**What is needed:**
Show every line of the records below that contains the word "changes".

**Data to use:**
━━━━
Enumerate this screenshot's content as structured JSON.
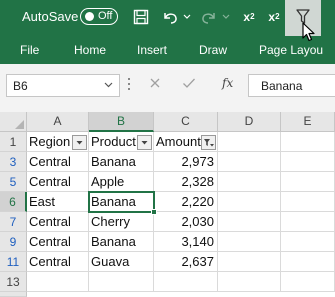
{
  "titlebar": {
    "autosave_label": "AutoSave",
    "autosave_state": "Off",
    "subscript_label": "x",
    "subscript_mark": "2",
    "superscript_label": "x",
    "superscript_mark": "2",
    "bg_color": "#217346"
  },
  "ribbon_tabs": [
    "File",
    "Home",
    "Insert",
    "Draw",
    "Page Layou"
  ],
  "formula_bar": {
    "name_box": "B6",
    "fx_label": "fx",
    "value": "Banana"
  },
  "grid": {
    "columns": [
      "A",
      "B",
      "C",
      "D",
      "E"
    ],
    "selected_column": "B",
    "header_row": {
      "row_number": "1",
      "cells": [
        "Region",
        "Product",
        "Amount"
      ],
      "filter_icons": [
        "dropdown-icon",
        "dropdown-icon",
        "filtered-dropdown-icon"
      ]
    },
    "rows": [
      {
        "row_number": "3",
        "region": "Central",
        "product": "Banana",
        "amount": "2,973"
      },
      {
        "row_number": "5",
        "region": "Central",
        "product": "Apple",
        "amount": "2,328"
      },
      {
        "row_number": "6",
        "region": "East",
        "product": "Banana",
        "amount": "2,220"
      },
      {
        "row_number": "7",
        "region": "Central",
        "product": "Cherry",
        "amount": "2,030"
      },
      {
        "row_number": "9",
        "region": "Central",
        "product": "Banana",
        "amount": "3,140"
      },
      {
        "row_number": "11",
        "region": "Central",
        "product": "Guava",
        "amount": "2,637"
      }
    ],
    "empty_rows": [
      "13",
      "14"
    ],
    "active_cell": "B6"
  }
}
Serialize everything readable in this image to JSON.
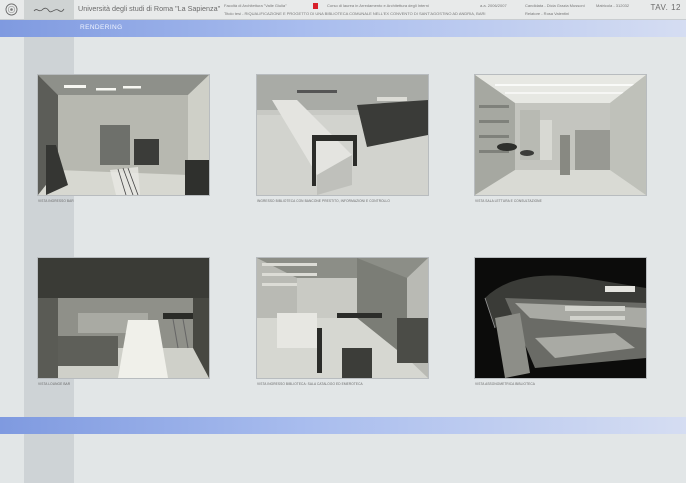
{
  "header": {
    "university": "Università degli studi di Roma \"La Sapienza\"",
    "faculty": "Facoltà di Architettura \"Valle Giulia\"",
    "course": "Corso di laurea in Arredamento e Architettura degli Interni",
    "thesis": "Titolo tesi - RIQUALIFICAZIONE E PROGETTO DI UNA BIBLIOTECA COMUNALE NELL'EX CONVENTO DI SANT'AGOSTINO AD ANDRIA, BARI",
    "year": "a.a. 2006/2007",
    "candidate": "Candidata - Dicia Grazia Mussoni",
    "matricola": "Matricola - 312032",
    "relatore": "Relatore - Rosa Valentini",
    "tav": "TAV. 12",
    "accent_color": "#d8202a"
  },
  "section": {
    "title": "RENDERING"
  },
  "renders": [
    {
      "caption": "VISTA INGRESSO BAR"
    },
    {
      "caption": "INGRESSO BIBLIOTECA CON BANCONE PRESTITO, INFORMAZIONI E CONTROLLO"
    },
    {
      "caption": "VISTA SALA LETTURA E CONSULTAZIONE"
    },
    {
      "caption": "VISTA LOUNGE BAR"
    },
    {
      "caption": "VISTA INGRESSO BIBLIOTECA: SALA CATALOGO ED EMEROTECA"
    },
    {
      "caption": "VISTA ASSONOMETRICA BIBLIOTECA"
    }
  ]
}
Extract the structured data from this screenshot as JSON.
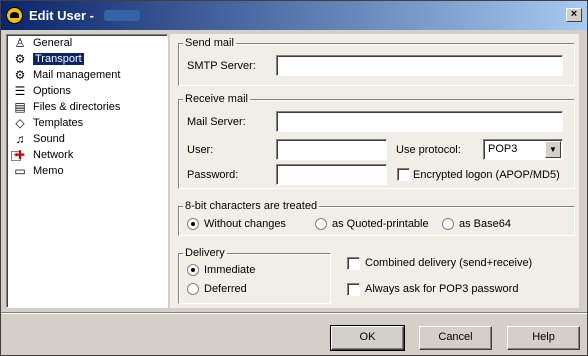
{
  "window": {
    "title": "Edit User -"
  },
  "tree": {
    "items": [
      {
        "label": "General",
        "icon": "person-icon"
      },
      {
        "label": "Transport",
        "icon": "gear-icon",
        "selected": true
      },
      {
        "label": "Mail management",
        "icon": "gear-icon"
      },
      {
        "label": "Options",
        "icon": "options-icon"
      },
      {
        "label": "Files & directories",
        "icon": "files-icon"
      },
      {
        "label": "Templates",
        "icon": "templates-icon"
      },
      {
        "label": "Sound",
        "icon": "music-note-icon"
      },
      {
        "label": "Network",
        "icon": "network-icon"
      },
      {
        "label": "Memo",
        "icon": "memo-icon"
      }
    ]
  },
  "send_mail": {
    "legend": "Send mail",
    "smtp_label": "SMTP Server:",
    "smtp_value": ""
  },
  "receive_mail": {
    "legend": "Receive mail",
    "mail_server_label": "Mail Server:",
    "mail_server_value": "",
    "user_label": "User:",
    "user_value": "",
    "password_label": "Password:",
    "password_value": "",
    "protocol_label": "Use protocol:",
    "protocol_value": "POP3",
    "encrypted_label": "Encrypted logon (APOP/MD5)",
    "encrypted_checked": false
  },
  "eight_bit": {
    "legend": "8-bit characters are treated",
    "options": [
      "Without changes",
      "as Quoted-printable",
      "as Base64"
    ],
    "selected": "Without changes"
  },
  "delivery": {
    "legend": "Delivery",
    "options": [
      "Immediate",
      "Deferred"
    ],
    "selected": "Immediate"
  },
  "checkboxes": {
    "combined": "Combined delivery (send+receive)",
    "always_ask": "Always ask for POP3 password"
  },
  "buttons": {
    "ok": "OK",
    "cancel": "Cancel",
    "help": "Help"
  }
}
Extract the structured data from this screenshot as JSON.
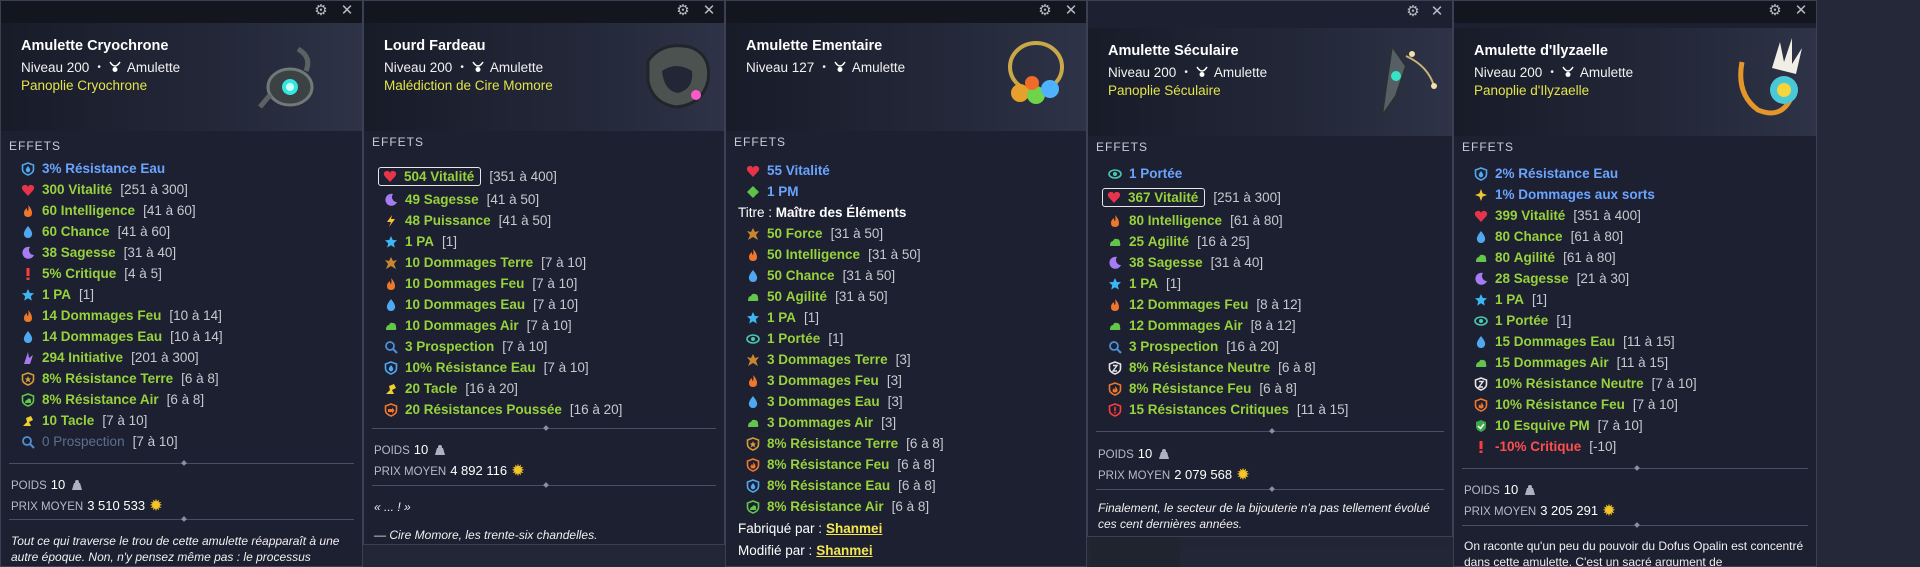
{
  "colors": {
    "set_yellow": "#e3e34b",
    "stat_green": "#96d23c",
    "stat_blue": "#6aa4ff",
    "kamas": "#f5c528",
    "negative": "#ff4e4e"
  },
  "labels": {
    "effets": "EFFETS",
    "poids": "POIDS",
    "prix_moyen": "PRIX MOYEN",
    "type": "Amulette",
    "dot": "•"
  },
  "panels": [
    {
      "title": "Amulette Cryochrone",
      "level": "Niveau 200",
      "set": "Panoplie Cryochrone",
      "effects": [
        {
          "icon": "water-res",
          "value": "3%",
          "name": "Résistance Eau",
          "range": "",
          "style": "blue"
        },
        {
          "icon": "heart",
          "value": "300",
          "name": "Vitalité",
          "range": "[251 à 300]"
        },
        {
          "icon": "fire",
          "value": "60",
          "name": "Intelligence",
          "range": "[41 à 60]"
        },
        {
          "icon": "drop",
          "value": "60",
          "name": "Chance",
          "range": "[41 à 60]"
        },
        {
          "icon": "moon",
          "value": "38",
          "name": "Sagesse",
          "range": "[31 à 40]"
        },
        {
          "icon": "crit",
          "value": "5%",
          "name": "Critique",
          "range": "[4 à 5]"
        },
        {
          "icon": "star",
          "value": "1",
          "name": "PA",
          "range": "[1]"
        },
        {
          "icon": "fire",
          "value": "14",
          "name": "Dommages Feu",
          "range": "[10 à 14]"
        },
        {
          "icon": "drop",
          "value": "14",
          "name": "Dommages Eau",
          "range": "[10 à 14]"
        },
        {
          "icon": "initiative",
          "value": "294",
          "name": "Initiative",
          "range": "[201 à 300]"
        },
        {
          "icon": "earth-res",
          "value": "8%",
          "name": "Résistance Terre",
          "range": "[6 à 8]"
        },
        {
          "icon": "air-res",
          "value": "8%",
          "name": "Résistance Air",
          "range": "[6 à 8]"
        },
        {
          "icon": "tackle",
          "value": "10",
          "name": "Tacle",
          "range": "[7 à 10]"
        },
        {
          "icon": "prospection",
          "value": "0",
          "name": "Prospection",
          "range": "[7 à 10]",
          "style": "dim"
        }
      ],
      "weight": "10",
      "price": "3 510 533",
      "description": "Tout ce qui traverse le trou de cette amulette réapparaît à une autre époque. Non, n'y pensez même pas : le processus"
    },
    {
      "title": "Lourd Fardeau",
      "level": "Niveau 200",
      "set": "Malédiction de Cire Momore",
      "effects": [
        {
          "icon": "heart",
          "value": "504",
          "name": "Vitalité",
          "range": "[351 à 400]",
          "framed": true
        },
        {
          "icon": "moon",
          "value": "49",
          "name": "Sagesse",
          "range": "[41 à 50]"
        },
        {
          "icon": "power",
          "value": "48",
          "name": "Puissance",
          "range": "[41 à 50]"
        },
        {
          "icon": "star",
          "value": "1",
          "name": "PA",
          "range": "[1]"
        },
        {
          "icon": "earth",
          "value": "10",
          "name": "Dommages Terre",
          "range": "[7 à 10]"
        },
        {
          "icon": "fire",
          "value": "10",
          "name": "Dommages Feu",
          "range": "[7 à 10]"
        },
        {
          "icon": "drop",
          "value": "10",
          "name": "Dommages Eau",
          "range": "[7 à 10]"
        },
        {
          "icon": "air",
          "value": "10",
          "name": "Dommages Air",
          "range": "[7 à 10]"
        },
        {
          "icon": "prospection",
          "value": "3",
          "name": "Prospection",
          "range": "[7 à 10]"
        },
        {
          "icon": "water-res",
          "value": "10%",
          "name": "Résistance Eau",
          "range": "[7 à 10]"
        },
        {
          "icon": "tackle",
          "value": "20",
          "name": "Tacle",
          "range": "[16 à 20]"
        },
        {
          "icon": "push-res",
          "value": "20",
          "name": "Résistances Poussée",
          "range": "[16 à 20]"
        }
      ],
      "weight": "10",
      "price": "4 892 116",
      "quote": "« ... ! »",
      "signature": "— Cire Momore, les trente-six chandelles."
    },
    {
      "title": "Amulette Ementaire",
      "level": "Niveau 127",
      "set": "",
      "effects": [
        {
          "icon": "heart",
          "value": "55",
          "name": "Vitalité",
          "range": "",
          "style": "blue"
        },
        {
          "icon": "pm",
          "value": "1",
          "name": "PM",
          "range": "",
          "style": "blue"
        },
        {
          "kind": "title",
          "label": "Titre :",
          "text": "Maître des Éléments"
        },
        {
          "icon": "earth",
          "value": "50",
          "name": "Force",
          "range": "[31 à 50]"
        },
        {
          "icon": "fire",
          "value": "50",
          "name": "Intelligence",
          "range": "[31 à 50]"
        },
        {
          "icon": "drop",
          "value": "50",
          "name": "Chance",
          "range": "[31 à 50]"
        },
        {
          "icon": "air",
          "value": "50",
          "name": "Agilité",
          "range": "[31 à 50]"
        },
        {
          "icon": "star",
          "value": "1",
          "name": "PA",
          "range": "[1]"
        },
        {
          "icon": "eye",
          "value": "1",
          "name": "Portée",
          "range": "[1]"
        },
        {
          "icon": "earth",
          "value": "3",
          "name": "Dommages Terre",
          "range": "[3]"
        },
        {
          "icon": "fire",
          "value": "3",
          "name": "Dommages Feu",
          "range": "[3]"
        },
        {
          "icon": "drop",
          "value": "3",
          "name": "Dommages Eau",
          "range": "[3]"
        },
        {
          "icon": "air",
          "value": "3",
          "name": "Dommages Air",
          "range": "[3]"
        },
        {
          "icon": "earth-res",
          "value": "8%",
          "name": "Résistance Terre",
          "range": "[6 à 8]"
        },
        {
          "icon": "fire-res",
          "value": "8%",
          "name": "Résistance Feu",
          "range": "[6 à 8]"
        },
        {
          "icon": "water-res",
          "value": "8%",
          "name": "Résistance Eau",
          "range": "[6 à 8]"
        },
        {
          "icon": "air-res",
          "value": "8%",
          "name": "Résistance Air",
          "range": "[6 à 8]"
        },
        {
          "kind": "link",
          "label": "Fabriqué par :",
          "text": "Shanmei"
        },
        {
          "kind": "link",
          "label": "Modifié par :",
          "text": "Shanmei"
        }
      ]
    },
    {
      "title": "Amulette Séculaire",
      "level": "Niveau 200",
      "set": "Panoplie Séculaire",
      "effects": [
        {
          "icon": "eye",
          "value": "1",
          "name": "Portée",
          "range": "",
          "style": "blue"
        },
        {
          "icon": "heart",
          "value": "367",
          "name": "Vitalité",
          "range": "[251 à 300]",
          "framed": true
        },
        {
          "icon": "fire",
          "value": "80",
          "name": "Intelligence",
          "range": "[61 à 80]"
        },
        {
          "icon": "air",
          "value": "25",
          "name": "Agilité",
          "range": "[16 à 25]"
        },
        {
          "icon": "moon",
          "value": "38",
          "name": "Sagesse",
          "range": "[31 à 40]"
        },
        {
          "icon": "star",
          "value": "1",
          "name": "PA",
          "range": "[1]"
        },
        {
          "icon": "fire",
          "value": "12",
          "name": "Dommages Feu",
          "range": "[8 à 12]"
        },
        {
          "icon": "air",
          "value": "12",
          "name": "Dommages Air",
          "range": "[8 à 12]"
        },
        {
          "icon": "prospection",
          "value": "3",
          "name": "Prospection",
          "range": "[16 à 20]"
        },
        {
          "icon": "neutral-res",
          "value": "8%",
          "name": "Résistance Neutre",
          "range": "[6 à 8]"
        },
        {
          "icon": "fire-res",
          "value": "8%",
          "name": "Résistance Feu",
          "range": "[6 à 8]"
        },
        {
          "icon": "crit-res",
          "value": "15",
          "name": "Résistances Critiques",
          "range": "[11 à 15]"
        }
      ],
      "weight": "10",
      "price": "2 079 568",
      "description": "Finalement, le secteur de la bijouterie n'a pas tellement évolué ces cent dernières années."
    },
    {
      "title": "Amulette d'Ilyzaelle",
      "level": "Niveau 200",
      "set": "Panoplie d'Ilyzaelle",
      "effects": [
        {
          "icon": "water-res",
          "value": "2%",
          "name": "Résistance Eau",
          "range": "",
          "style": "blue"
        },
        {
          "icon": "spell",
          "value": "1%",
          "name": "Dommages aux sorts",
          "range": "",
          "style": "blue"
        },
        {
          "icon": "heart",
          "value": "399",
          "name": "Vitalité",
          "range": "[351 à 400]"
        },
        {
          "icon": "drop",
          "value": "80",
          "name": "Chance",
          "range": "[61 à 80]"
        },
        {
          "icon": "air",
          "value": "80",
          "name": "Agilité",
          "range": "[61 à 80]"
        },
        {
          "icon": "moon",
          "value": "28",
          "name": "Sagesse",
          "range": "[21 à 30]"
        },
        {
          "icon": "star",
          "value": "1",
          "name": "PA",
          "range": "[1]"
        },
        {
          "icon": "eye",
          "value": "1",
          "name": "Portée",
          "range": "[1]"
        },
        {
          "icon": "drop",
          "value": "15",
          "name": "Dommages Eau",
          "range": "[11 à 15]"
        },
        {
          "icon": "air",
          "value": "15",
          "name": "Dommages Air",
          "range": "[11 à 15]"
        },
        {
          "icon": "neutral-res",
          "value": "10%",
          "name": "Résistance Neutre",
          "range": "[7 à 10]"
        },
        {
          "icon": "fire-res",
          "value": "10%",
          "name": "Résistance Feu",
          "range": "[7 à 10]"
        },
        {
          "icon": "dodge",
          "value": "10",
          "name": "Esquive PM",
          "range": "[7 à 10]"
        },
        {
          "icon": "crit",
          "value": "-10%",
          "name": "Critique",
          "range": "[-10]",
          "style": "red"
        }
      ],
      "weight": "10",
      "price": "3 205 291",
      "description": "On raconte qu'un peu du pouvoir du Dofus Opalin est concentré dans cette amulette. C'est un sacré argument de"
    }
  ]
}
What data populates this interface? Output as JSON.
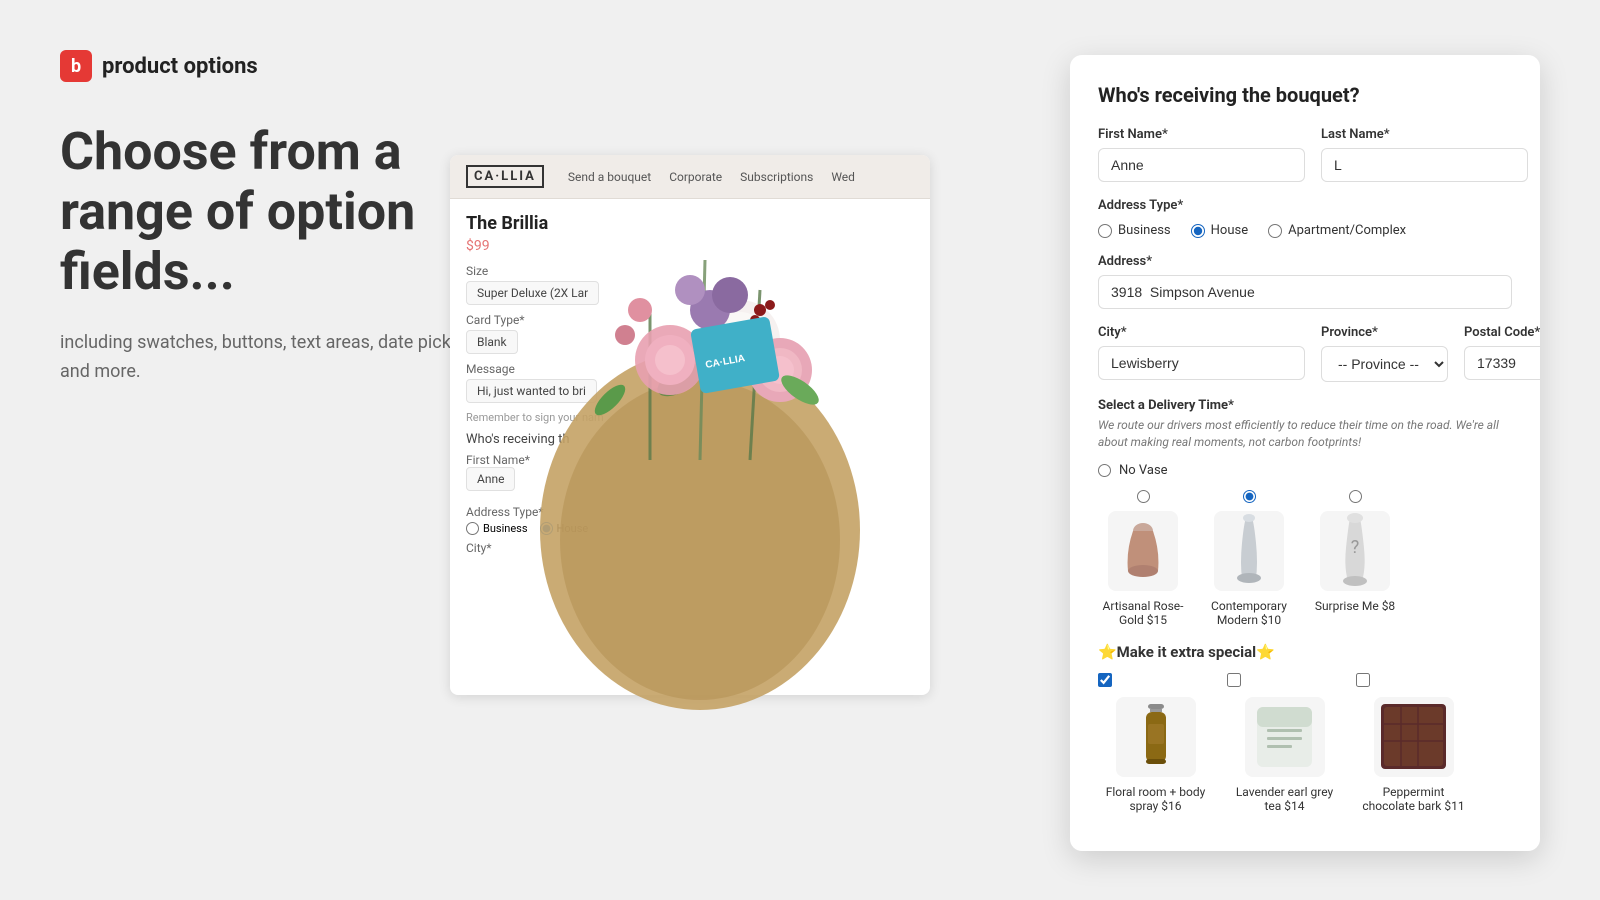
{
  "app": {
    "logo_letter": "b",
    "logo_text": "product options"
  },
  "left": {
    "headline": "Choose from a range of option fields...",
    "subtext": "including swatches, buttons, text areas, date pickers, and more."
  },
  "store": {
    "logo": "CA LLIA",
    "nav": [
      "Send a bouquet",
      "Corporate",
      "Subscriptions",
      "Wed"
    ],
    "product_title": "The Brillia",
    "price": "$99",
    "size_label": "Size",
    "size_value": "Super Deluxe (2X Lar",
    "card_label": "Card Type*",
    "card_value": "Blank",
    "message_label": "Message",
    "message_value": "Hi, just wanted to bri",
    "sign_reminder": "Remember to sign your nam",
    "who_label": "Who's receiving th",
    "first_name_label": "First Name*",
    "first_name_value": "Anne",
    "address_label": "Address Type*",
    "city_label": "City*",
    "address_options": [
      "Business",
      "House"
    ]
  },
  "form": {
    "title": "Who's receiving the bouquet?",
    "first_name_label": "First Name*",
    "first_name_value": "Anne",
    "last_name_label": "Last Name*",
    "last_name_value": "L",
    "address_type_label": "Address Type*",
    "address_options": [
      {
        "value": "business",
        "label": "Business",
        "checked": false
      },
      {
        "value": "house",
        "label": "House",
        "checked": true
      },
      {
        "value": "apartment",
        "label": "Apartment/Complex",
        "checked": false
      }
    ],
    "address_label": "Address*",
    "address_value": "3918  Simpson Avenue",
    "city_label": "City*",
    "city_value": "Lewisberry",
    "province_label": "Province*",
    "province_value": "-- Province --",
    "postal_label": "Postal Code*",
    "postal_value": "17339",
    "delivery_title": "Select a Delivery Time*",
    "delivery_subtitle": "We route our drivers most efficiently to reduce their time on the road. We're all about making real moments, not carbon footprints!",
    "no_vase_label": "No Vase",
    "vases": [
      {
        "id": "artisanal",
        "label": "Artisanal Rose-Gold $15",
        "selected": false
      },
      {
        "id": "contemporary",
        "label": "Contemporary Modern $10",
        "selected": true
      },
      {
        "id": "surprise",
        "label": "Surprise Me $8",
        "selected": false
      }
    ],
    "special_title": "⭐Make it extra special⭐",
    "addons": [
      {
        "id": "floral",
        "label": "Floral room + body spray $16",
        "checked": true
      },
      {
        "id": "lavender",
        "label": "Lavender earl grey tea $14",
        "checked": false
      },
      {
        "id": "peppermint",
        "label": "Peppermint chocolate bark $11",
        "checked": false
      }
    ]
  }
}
━━━━
**Response for this exercise:**
      "Without changes",
    "selected": "Without changes"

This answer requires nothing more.